(EXCERPTED DATA):
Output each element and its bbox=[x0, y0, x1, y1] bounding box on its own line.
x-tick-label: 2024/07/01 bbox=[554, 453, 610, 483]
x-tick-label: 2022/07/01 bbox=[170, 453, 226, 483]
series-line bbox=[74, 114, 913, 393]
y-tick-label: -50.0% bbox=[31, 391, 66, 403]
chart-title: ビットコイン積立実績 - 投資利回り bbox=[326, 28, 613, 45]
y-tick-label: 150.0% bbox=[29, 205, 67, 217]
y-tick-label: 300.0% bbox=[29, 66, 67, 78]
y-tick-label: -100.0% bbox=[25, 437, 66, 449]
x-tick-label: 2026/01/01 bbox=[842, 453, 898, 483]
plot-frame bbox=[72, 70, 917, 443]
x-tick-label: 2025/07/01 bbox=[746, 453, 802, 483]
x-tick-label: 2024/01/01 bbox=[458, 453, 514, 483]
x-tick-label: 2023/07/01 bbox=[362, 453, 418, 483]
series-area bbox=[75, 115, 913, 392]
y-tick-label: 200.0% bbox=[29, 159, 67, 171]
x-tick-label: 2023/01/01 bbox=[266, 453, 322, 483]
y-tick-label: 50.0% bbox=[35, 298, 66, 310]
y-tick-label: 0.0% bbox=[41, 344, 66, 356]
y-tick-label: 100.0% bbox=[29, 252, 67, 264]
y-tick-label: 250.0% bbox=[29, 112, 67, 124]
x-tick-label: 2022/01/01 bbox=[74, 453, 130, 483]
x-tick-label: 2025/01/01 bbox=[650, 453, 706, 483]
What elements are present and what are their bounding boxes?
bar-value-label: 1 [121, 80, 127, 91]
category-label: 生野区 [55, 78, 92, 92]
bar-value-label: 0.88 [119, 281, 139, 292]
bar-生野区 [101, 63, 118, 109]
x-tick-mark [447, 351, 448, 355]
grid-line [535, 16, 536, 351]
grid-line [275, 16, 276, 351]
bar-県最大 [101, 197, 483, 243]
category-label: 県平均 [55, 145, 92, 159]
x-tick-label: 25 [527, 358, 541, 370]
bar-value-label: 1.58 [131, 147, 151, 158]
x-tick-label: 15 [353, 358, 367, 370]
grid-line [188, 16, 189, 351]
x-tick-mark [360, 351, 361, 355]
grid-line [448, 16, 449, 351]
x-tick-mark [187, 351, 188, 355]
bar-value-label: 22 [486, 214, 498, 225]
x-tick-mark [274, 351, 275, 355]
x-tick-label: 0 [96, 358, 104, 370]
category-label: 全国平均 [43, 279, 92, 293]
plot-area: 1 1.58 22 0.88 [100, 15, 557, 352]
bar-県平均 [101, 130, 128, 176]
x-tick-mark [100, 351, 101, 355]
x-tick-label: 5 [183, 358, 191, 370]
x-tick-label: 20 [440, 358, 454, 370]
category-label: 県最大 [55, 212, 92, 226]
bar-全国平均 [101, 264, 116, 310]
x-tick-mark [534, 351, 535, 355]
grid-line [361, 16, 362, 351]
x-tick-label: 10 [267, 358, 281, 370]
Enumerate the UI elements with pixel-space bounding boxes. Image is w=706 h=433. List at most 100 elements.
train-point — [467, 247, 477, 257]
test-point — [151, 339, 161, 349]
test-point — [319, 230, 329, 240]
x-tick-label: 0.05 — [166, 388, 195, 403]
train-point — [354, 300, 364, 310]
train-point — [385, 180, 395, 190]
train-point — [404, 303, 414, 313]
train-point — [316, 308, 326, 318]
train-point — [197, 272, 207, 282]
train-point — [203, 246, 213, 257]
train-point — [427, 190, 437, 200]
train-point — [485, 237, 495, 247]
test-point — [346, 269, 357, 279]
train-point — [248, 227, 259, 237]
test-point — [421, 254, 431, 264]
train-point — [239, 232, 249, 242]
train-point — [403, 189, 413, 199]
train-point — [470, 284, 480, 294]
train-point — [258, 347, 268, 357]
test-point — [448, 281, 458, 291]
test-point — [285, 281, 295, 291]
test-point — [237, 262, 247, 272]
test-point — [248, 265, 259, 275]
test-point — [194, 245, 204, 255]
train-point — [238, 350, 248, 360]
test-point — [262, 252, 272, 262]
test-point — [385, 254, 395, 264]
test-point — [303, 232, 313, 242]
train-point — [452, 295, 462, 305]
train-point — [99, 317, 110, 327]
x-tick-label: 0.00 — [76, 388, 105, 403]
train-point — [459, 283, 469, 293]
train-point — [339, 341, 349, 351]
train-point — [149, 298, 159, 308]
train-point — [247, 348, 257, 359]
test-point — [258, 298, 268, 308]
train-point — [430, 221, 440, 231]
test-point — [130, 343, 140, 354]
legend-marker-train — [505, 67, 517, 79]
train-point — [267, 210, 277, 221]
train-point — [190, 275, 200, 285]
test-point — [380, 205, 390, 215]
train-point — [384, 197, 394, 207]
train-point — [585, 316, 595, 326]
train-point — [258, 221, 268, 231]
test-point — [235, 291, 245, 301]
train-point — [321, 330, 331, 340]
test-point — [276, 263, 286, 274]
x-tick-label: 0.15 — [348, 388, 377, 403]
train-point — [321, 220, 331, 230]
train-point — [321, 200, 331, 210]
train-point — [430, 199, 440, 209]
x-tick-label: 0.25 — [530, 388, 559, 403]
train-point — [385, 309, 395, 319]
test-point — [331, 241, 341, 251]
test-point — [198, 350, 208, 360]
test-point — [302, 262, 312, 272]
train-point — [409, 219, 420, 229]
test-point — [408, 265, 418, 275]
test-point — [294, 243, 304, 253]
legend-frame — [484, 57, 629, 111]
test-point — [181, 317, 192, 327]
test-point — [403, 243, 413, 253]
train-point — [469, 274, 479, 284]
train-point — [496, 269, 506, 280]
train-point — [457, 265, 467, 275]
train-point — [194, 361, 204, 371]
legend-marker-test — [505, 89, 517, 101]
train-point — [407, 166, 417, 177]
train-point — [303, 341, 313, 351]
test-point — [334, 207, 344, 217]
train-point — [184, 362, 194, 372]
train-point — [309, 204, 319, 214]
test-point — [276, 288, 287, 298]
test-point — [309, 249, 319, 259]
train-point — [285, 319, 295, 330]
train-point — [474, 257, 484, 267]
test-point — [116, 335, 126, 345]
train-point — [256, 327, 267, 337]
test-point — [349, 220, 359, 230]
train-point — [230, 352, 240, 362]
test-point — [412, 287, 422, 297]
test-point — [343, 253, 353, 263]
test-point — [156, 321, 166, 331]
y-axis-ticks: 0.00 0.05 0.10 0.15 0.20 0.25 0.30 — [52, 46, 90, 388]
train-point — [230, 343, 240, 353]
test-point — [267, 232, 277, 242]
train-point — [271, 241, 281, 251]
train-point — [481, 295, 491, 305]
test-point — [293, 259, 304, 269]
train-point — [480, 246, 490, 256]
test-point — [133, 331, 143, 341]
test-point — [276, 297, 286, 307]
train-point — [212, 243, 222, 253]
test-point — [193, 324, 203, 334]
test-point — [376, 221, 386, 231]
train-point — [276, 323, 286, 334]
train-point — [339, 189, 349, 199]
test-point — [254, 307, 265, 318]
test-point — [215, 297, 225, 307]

(WHAT YOU HAVE TO DO): Please rewrite all of the items above, replacing "test-point" with "holdout-point" and leaving everything else unchanged.

(CORRECT RESPONSE):
Output each element and its bbox=[x0, y0, x1, y1] bounding box on its own line.
x-tick-label: 2024/07/01 bbox=[554, 453, 610, 483]
x-tick-label: 2022/07/01 bbox=[170, 453, 226, 483]
series-line bbox=[74, 114, 913, 393]
y-tick-label: -50.0% bbox=[31, 391, 66, 403]
chart-title: ビットコイン積立実績 - 投資利回り bbox=[326, 28, 613, 45]
y-tick-label: 150.0% bbox=[29, 205, 67, 217]
y-tick-label: 300.0% bbox=[29, 66, 67, 78]
y-tick-label: -100.0% bbox=[25, 437, 66, 449]
x-tick-label: 2026/01/01 bbox=[842, 453, 898, 483]
plot-frame bbox=[72, 70, 917, 443]
x-tick-label: 2025/07/01 bbox=[746, 453, 802, 483]
x-tick-label: 2024/01/01 bbox=[458, 453, 514, 483]
x-tick-label: 2023/07/01 bbox=[362, 453, 418, 483]
series-area bbox=[75, 115, 913, 392]
y-tick-label: 200.0% bbox=[29, 159, 67, 171]
x-tick-label: 2023/01/01 bbox=[266, 453, 322, 483]
y-tick-label: 50.0% bbox=[35, 298, 66, 310]
y-tick-label: 0.0% bbox=[41, 344, 66, 356]
y-tick-label: 100.0% bbox=[29, 252, 67, 264]
y-tick-label: 250.0% bbox=[29, 112, 67, 124]
x-tick-label: 2022/01/01 bbox=[74, 453, 130, 483]
x-tick-label: 2025/01/01 bbox=[650, 453, 706, 483]
What elements are present and what are their bounding boxes?
bar-value-label: 1 [121, 80, 127, 91]
category-label: 生野区 [55, 78, 92, 92]
bar-value-label: 0.88 [119, 281, 139, 292]
bar-生野区 [101, 63, 118, 109]
x-tick-mark [447, 351, 448, 355]
grid-line [535, 16, 536, 351]
grid-line [275, 16, 276, 351]
bar-県最大 [101, 197, 483, 243]
category-label: 県平均 [55, 145, 92, 159]
x-tick-label: 25 [527, 358, 541, 370]
bar-value-label: 1.58 [131, 147, 151, 158]
x-tick-label: 15 [353, 358, 367, 370]
grid-line [188, 16, 189, 351]
x-tick-mark [360, 351, 361, 355]
grid-line [448, 16, 449, 351]
x-tick-mark [187, 351, 188, 355]
bar-value-label: 22 [486, 214, 498, 225]
x-tick-mark [274, 351, 275, 355]
x-tick-label: 0 [96, 358, 104, 370]
category-label: 全国平均 [43, 279, 92, 293]
plot-area: 1 1.58 22 0.88 [100, 15, 557, 352]
bar-県平均 [101, 130, 128, 176]
x-tick-mark [100, 351, 101, 355]
x-tick-label: 5 [183, 358, 191, 370]
x-tick-label: 20 [440, 358, 454, 370]
category-label: 県最大 [55, 212, 92, 226]
bar-全国平均 [101, 264, 116, 310]
x-tick-mark [534, 351, 535, 355]
grid-line [361, 16, 362, 351]
x-tick-label: 10 [267, 358, 281, 370]
Enumerate the UI elements with pixel-space bounding boxes. Image is w=706 h=433. List at most 100 elements.
train-point — [467, 247, 477, 257]
holdout-point — [151, 339, 161, 349]
holdout-point — [319, 230, 329, 240]
x-tick-label: 0.05 — [166, 388, 195, 403]
train-point — [354, 300, 364, 310]
train-point — [385, 180, 395, 190]
train-point — [404, 303, 414, 313]
train-point — [316, 308, 326, 318]
train-point — [197, 272, 207, 282]
train-point — [203, 246, 213, 257]
train-point — [427, 190, 437, 200]
train-point — [485, 237, 495, 247]
holdout-point — [346, 269, 357, 279]
train-point — [248, 227, 259, 237]
holdout-point — [421, 254, 431, 264]
train-point — [239, 232, 249, 242]
train-point — [403, 189, 413, 199]
train-point — [470, 284, 480, 294]
train-point — [258, 347, 268, 357]
holdout-point — [448, 281, 458, 291]
holdout-point — [285, 281, 295, 291]
holdout-point — [237, 262, 247, 272]
holdout-point — [248, 265, 259, 275]
holdout-point — [194, 245, 204, 255]
train-point — [238, 350, 248, 360]
holdout-point — [262, 252, 272, 262]
holdout-point — [385, 254, 395, 264]
holdout-point — [303, 232, 313, 242]
train-point — [452, 295, 462, 305]
train-point — [99, 317, 110, 327]
x-tick-label: 0.00 — [76, 388, 105, 403]
train-point — [459, 283, 469, 293]
train-point — [339, 341, 349, 351]
train-point — [149, 298, 159, 308]
train-point — [247, 348, 257, 359]
holdout-point — [258, 298, 268, 308]
train-point — [430, 221, 440, 231]
holdout-point — [130, 343, 140, 354]
legend-marker-train — [505, 67, 517, 79]
train-point — [267, 210, 277, 221]
train-point — [190, 275, 200, 285]
holdout-point — [380, 205, 390, 215]
train-point — [384, 197, 394, 207]
train-point — [585, 316, 595, 326]
train-point — [258, 221, 268, 231]
holdout-point — [235, 291, 245, 301]
train-point — [321, 330, 331, 340]
holdout-point — [276, 263, 286, 274]
x-tick-label: 0.15 — [348, 388, 377, 403]
train-point — [321, 220, 331, 230]
train-point — [321, 200, 331, 210]
train-point — [430, 199, 440, 209]
x-tick-label: 0.25 — [530, 388, 559, 403]
train-point — [385, 309, 395, 319]
holdout-point — [331, 241, 341, 251]
holdout-point — [198, 350, 208, 360]
holdout-point — [302, 262, 312, 272]
train-point — [409, 219, 420, 229]
holdout-point — [408, 265, 418, 275]
holdout-point — [294, 243, 304, 253]
legend-frame — [484, 57, 629, 111]
holdout-point — [181, 317, 192, 327]
holdout-point — [403, 243, 413, 253]
train-point — [469, 274, 479, 284]
train-point — [496, 269, 506, 280]
train-point — [457, 265, 467, 275]
train-point — [194, 361, 204, 371]
legend-marker-test — [505, 89, 517, 101]
train-point — [407, 166, 417, 177]
train-point — [303, 341, 313, 351]
holdout-point — [334, 207, 344, 217]
train-point — [184, 362, 194, 372]
train-point — [309, 204, 319, 214]
holdout-point — [276, 288, 287, 298]
holdout-point — [309, 249, 319, 259]
train-point — [285, 319, 295, 330]
train-point — [474, 257, 484, 267]
holdout-point — [116, 335, 126, 345]
train-point — [256, 327, 267, 337]
holdout-point — [349, 220, 359, 230]
train-point — [230, 352, 240, 362]
holdout-point — [412, 287, 422, 297]
holdout-point — [343, 253, 353, 263]
holdout-point — [156, 321, 166, 331]
y-axis-ticks: 0.00 0.05 0.10 0.15 0.20 0.25 0.30 — [52, 46, 90, 388]
train-point — [230, 343, 240, 353]
holdout-point — [267, 232, 277, 242]
train-point — [271, 241, 281, 251]
train-point — [481, 295, 491, 305]
holdout-point — [293, 259, 304, 269]
train-point — [480, 246, 490, 256]
holdout-point — [133, 331, 143, 341]
holdout-point — [276, 297, 286, 307]
train-point — [212, 243, 222, 253]
holdout-point — [193, 324, 203, 334]
holdout-point — [376, 221, 386, 231]
train-point — [276, 323, 286, 334]
train-point — [339, 189, 349, 199]
holdout-point — [254, 307, 265, 318]
holdout-point — [215, 297, 225, 307]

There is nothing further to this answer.